--- Task prompt ---
Write out each line word for word. Drop pictures.

--- Listed records ---
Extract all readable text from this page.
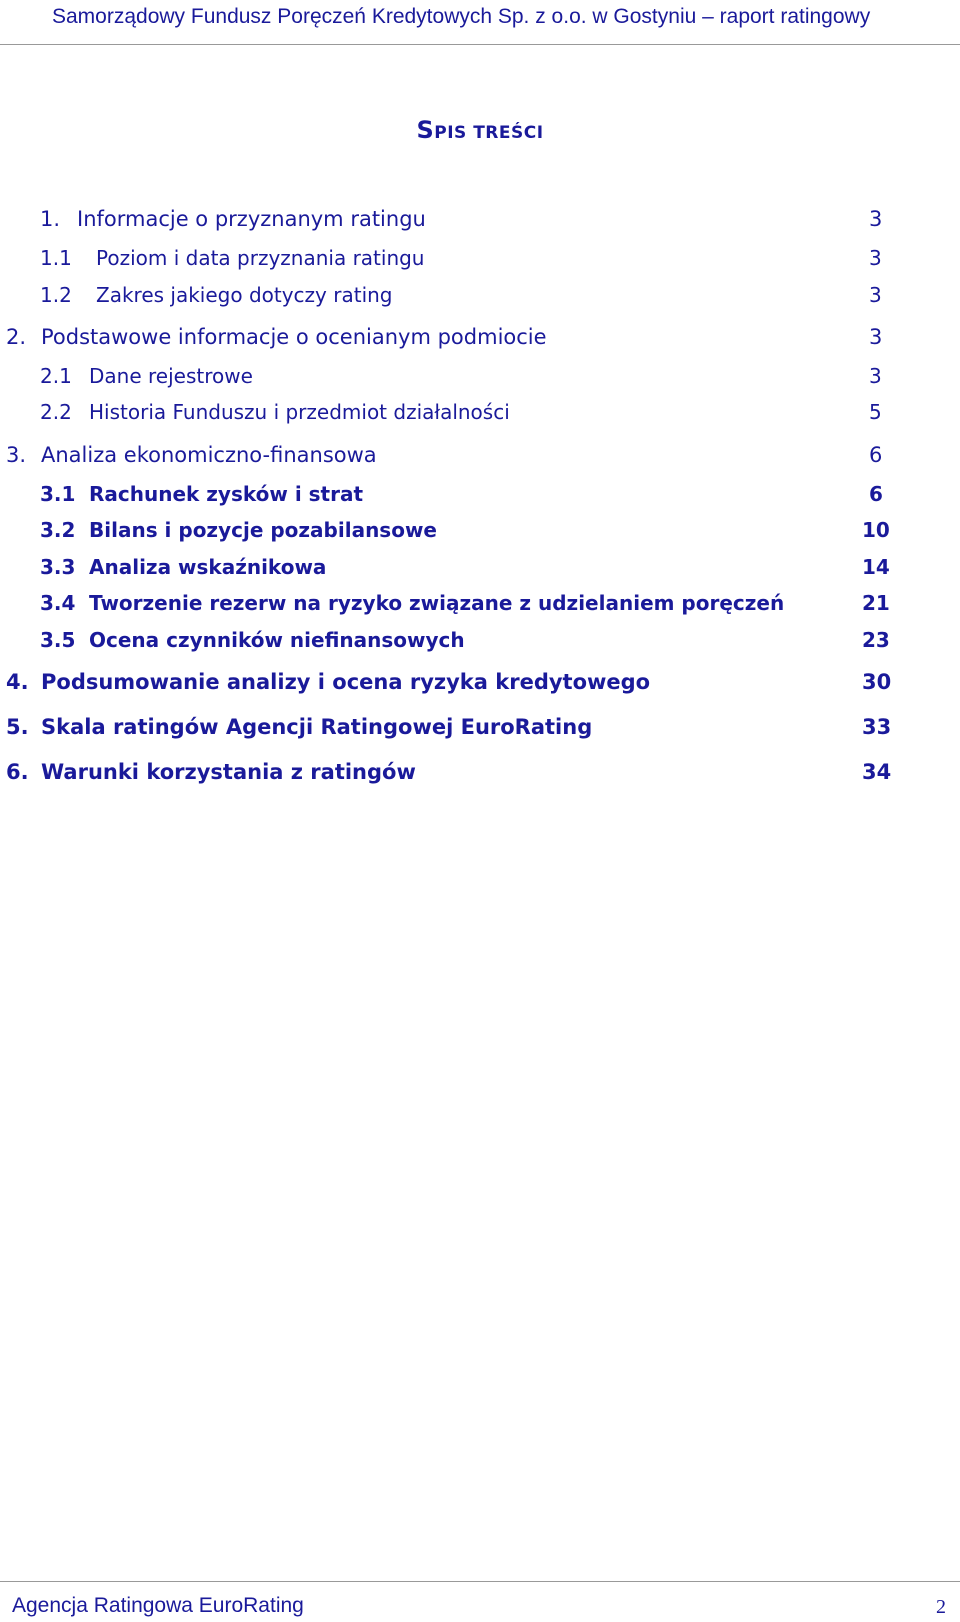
Samorządowy Fundusz Poręczeń Kredytowych Sp. z o.o. w Gostyniu – raport ratingowy
SPIS TREŚCI
1. Informacje o przyznanym ratingu	3
1.1 Poziom i data przyznania ratingu	3
1.2 Zakres jakiego dotyczy rating	3
2. Podstawowe informacje o ocenianym podmiocie	3
2.1 Dane rejestrowe	3
2.2 Historia Funduszu i przedmiot działalności	5
3. Analiza ekonomiczno-finansowa	6
3.1 Rachunek zysków i strat	6
3.2 Bilans i pozycje pozabilansowe	10
3.3 Analiza wskaźnikowa	14
3.4 Tworzenie rezerw na ryzyko związane z udzielaniem poręczeń	21
3.5 Ocena czynników niefinansowych	23
4. Podsumowanie analizy i ocena ryzyka kredytowego	30
5. Skala ratingów Agencji Ratingowej EuroRating	33
6. Warunki korzystania z ratingów	34
Agencja Ratingowa EuroRating	2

--- Output below ---
Extract all readable text from this page.
Samorządowy Fundusz Poręczeń Kredytowych Sp. z o.o. w Gostyniu – raport ratingowy
SPIS TREŚCI
1. Informacje o przyznanym ratingu	3
1.1 Poziom i data przyznania ratingu	3
1.2 Zakres jakiego dotyczy rating	3
2. Podstawowe informacje o ocenianym podmiocie	3
2.1 Dane rejestrowe	3
2.2 Historia Funduszu i przedmiot działalności	5
3. Analiza ekonomiczno-finansowa	6
3.1 Rachunek zysków i strat	6
3.2 Bilans i pozycje pozabilansowe	10
3.3 Analiza wskaźnikowa	14
3.4 Tworzenie rezerw na ryzyko związane z udzielaniem poręczeń	21
3.5 Ocena czynników niefinansowych	23
4. Podsumowanie analizy i ocena ryzyka kredytowego	30
5. Skala ratingów Agencji Ratingowej EuroRating	33
6. Warunki korzystania z ratingów	34
Agencja Ratingowa EuroRating	2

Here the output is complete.